Task requirements: What is needed is an exact repeat of the lines from the line containing "Give me a plain-text" through the final line of the entries below, and nothing else.
**** Provided material
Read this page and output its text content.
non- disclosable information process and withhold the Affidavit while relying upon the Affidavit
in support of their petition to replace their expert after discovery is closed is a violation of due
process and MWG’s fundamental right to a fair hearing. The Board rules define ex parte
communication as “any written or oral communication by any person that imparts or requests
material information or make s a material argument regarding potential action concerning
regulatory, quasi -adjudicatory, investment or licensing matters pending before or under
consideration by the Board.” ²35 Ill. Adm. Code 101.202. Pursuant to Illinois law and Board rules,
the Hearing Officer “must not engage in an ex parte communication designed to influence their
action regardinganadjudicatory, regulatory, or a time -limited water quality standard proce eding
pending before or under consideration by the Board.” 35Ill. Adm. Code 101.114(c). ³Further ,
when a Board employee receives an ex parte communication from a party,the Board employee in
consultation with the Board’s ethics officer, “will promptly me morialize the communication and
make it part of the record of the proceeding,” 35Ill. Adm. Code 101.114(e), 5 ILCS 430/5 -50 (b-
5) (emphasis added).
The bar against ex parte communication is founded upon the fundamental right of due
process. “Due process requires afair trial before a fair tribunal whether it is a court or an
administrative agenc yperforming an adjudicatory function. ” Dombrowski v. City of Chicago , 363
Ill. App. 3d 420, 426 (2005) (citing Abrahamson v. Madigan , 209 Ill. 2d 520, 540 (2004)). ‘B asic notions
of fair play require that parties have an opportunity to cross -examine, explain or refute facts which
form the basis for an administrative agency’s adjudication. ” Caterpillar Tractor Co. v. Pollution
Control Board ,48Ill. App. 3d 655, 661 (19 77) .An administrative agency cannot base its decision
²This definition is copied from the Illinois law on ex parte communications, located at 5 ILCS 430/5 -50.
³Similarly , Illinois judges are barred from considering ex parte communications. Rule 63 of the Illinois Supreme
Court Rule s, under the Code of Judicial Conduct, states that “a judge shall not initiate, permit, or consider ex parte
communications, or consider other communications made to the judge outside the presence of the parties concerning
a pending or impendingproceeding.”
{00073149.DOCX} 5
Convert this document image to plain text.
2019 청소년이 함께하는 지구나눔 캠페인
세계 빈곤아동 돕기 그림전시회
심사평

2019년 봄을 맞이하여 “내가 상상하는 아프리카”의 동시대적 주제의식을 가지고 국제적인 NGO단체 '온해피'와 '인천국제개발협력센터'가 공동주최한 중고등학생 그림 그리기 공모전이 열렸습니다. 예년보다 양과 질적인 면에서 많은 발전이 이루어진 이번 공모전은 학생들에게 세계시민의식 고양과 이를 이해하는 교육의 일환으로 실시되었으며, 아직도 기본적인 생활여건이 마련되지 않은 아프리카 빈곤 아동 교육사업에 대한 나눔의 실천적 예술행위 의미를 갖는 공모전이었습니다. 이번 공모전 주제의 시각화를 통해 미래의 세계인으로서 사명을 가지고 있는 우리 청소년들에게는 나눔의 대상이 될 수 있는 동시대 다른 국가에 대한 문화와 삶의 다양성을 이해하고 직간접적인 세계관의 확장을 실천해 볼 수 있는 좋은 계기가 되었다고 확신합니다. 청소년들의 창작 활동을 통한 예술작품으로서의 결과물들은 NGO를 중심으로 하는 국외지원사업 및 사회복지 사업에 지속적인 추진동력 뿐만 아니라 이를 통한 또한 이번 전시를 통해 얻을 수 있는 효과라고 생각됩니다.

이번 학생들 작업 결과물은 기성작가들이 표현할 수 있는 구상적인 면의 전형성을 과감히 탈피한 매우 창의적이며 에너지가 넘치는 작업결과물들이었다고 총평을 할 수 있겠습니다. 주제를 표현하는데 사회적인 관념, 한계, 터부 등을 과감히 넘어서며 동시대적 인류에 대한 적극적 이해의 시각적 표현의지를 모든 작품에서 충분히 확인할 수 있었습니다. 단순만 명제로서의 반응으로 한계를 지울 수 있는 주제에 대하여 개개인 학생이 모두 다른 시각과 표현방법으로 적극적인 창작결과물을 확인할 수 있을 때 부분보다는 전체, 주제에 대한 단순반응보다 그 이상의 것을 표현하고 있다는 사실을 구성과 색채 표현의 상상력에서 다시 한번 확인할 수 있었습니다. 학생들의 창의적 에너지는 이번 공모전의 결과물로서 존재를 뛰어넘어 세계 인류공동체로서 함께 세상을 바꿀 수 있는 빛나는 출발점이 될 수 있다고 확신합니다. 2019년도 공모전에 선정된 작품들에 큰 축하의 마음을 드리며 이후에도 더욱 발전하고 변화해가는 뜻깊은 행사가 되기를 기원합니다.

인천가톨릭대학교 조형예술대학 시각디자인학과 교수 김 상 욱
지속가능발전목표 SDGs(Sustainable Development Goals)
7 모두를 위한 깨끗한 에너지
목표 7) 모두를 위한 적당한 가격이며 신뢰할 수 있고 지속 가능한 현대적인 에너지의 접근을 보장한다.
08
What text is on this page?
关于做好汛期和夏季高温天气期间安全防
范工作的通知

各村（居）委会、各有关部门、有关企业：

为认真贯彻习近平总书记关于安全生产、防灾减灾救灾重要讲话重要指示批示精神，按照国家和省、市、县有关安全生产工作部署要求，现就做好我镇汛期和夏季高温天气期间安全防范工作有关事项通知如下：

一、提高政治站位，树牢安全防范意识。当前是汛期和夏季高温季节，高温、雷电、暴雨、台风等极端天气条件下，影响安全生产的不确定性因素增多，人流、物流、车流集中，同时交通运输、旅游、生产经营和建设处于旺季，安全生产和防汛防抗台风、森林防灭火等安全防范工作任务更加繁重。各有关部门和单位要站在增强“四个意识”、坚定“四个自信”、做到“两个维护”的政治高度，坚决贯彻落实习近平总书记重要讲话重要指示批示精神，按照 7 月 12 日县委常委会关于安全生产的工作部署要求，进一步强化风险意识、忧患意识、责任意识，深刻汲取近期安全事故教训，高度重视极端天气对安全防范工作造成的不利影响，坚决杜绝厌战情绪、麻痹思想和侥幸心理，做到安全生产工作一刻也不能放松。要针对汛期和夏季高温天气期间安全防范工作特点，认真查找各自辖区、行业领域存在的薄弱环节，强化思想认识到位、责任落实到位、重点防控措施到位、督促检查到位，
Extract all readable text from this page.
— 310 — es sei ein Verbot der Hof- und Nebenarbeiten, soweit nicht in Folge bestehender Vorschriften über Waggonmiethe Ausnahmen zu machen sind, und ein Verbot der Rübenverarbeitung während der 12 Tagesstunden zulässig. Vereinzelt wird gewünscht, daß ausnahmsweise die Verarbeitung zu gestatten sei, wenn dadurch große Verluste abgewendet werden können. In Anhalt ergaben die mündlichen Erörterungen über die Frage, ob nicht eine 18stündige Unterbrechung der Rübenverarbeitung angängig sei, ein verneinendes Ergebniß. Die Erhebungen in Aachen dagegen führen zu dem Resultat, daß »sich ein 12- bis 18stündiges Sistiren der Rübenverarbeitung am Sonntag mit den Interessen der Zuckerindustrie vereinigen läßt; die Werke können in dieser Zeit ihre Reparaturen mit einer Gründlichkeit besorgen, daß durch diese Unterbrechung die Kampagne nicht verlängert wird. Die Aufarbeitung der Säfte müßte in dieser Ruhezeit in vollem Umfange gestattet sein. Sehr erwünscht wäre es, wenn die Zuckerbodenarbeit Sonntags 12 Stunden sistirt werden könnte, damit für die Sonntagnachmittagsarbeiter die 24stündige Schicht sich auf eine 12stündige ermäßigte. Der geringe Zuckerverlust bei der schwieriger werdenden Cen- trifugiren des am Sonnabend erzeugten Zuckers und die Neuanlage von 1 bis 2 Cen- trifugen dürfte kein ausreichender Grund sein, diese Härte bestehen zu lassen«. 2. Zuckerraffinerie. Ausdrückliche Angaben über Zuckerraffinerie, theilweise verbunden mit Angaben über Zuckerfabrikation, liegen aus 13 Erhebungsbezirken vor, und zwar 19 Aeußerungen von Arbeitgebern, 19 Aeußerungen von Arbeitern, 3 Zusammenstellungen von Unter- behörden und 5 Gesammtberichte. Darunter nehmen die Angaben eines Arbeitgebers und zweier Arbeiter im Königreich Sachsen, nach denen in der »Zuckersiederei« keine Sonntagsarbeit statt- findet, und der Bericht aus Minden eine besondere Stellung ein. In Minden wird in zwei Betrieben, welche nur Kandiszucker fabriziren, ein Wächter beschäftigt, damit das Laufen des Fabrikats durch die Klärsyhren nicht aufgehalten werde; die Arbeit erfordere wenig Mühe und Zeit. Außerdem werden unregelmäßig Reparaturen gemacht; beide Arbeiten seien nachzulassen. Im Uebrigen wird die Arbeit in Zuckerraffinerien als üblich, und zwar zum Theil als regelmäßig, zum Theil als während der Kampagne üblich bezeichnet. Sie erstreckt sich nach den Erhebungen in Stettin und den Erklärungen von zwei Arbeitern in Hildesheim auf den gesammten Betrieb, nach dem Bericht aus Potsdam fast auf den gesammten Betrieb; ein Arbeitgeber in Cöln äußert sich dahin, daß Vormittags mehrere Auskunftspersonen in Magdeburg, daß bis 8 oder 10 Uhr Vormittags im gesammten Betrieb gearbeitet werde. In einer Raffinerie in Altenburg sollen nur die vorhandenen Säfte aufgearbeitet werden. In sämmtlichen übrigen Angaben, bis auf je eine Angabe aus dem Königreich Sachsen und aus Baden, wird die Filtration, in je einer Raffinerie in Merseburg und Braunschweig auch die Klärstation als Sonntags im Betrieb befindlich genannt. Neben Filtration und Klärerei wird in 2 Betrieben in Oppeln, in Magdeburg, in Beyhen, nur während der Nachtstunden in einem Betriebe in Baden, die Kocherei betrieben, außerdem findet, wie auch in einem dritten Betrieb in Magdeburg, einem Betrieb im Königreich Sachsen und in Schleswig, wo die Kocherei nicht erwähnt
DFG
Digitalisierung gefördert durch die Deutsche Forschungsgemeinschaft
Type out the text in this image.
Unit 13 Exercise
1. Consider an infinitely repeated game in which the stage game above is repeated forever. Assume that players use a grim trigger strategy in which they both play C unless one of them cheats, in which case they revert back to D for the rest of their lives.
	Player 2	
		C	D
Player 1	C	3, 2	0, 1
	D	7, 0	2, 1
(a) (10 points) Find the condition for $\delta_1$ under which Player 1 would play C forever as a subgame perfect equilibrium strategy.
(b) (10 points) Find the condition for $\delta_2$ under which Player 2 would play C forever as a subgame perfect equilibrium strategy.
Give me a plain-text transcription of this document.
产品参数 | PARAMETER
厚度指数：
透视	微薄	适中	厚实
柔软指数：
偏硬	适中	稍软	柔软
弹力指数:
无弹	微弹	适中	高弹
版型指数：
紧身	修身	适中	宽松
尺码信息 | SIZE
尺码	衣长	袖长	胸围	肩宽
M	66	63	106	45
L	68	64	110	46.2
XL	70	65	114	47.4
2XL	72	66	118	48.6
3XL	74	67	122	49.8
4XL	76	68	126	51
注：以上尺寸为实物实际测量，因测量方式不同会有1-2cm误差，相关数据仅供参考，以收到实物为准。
********
Written response:
Give me a plain-text transcription of this document.
产品参数 | PARAMETER
厚度指数：
透视	微薄	适中	厚实
柔软指数：
偏硬	适中	稍软	柔软
弹力指数:
无弹	微弹	适中	高弹
版型指数：
紧身	修身	适中	宽松
尺码信息 | SIZE
尺码	衣长	袖长	胸围	肩宽
M	66	63	106	45
L	68	64	110	46.2
XL	70	65	114	47.4
2XL	72	66	118	48.6
3XL	74	67	122	49.8
4XL	76	68	126	51
注：以上尺寸为实物实际测量，因测量方式不同会有1-2cm误差，相关数据仅供参考，以收到实物为准。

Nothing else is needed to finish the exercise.